──────── Data listing ────────

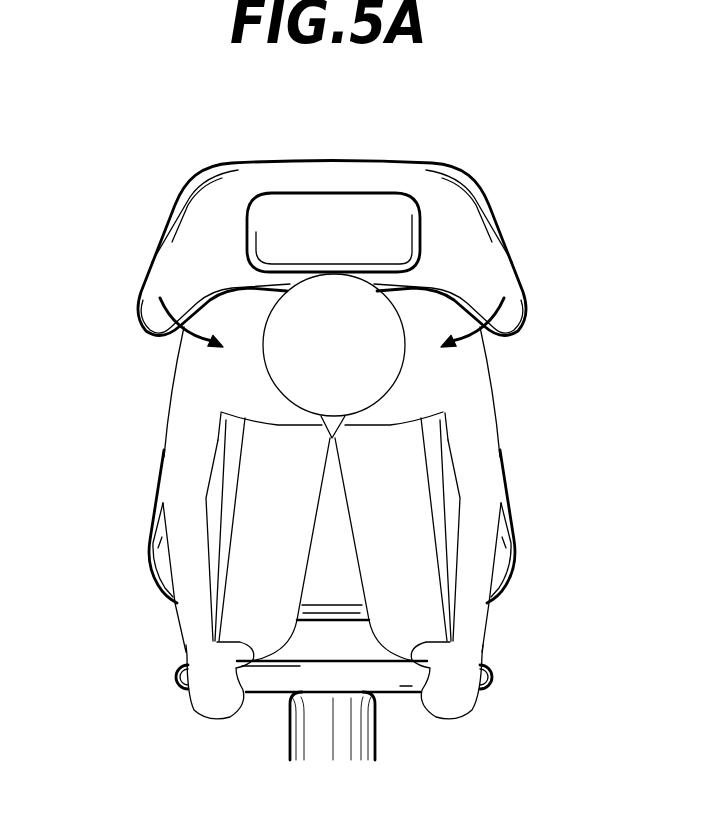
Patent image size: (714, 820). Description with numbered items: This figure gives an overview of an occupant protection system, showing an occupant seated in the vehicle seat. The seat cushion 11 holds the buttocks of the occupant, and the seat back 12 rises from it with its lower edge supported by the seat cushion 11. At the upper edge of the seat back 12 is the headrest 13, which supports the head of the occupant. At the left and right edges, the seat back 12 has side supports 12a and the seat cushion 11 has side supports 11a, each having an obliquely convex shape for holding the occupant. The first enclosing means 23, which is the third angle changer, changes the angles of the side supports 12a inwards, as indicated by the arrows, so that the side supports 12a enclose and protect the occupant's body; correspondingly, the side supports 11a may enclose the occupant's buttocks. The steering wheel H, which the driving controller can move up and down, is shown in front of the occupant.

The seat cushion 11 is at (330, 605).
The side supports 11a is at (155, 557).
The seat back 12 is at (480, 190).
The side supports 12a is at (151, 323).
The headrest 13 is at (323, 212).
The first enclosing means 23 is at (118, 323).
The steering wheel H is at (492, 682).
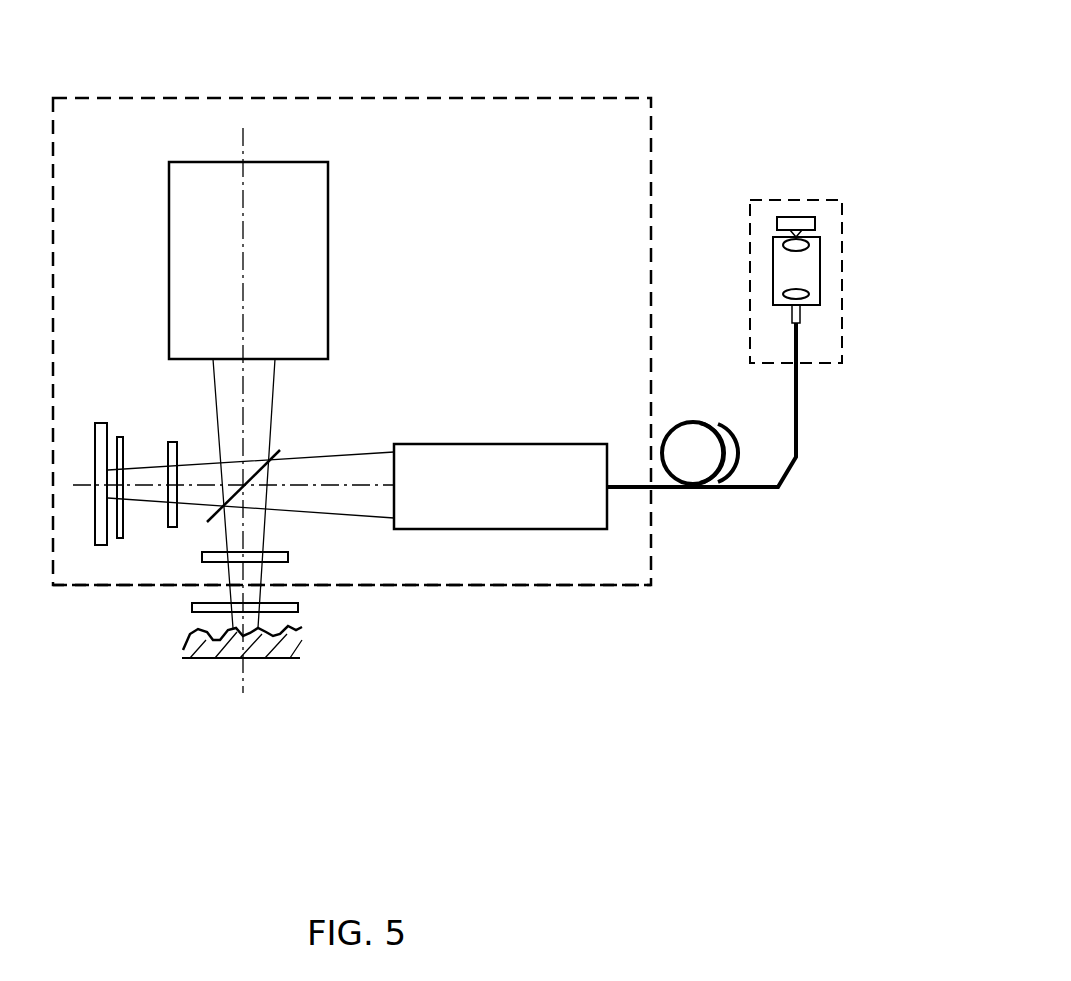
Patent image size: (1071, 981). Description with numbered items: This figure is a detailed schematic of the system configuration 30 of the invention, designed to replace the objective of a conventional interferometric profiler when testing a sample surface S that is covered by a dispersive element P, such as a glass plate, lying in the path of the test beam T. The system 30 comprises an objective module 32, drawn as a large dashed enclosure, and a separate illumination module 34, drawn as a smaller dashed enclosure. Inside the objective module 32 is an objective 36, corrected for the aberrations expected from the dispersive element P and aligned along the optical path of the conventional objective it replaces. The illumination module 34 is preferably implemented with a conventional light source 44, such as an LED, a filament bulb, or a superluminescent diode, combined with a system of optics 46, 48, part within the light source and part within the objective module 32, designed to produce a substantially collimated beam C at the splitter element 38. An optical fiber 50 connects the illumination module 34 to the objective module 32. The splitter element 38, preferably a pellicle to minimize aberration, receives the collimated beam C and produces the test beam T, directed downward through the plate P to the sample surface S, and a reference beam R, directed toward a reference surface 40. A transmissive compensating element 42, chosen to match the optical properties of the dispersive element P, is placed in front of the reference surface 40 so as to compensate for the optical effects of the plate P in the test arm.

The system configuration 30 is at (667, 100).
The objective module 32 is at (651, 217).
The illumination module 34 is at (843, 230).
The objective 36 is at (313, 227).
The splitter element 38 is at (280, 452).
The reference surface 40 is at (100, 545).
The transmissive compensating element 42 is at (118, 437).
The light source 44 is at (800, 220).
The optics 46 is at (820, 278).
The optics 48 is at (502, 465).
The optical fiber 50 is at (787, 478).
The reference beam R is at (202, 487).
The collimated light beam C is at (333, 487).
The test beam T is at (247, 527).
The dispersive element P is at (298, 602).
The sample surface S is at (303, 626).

────────
──────── Data listing ────────

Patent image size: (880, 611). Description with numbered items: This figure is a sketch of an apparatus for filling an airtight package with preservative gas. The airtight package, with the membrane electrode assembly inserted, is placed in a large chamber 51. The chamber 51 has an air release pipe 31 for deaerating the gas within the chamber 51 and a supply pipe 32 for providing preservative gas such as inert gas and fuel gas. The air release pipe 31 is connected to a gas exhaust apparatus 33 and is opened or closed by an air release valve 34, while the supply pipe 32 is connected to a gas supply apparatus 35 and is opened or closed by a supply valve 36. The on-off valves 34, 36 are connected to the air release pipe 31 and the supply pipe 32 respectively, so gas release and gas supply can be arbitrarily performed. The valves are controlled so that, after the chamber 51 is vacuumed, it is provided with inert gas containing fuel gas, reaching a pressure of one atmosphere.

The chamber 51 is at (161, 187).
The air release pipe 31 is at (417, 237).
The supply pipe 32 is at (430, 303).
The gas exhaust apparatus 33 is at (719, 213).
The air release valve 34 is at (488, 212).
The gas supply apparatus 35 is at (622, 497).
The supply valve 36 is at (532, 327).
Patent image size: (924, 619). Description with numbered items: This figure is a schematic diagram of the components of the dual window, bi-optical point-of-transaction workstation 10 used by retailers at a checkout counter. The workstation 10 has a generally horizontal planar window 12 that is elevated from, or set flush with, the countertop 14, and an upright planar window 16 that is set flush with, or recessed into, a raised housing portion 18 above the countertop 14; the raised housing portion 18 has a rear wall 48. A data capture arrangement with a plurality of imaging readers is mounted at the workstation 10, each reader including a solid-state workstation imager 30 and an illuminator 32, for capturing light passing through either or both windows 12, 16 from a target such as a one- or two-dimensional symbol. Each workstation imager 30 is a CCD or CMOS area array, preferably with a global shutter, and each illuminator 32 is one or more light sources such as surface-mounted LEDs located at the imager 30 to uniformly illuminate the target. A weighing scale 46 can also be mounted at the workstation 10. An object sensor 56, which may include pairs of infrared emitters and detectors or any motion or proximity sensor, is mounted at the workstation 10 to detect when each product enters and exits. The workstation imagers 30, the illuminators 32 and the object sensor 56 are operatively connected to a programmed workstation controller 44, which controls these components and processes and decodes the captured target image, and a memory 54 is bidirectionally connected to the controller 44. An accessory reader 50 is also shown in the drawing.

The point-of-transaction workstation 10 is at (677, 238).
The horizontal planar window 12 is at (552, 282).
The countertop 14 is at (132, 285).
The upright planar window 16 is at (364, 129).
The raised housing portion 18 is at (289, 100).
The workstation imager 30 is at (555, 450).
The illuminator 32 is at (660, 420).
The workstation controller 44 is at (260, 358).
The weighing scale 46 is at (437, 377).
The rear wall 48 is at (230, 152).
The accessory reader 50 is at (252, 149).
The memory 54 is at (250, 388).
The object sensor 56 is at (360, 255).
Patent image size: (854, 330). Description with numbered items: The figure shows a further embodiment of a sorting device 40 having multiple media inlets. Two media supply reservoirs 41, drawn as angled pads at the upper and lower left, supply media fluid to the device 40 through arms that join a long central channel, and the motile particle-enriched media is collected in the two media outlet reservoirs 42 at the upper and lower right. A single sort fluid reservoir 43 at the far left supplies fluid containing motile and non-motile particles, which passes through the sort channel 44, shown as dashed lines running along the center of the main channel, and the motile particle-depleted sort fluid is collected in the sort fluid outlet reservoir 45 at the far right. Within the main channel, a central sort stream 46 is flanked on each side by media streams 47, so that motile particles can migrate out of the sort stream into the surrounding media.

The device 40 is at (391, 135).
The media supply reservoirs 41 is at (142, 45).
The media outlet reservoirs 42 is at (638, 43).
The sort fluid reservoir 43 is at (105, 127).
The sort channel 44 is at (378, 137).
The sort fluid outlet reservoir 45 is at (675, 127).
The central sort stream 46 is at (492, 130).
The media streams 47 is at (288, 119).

────────

Exercise details ▸ Reproduce, word for word, the stretch of the listing above from the line that contains "Patent image size: (924, 619)." through the line that contains "The object sensor 56 is at (360, 255).", including both of those lines and nothing else.

Completed task ▸
Patent image size: (924, 619). Description with numbered items: This figure is a schematic diagram of the components of the dual window, bi-optical point-of-transaction workstation 10 used by retailers at a checkout counter. The workstation 10 has a generally horizontal planar window 12 that is elevated from, or set flush with, the countertop 14, and an upright planar window 16 that is set flush with, or recessed into, a raised housing portion 18 above the countertop 14; the raised housing portion 18 has a rear wall 48. A data capture arrangement with a plurality of imaging readers is mounted at the workstation 10, each reader including a solid-state workstation imager 30 and an illuminator 32, for capturing light passing through either or both windows 12, 16 from a target such as a one- or two-dimensional symbol. Each workstation imager 30 is a CCD or CMOS area array, preferably with a global shutter, and each illuminator 32 is one or more light sources such as surface-mounted LEDs located at the imager 30 to uniformly illuminate the target. A weighing scale 46 can also be mounted at the workstation 10. An object sensor 56, which may include pairs of infrared emitters and detectors or any motion or proximity sensor, is mounted at the workstation 10 to detect when each product enters and exits. The workstation imagers 30, the illuminators 32 and the object sensor 56 are operatively connected to a programmed workstation controller 44, which controls these components and processes and decodes the captured target image, and a memory 54 is bidirectionally connected to the controller 44. An accessory reader 50 is also shown in the drawing.

The point-of-transaction workstation 10 is at (677, 238).
The horizontal planar window 12 is at (552, 282).
The countertop 14 is at (132, 285).
The upright planar window 16 is at (364, 129).
The raised housing portion 18 is at (289, 100).
The workstation imager 30 is at (555, 450).
The illuminator 32 is at (660, 420).
The workstation controller 44 is at (260, 358).
The weighing scale 46 is at (437, 377).
The rear wall 48 is at (230, 152).
The accessory reader 50 is at (252, 149).
The memory 54 is at (250, 388).
The object sensor 56 is at (360, 255).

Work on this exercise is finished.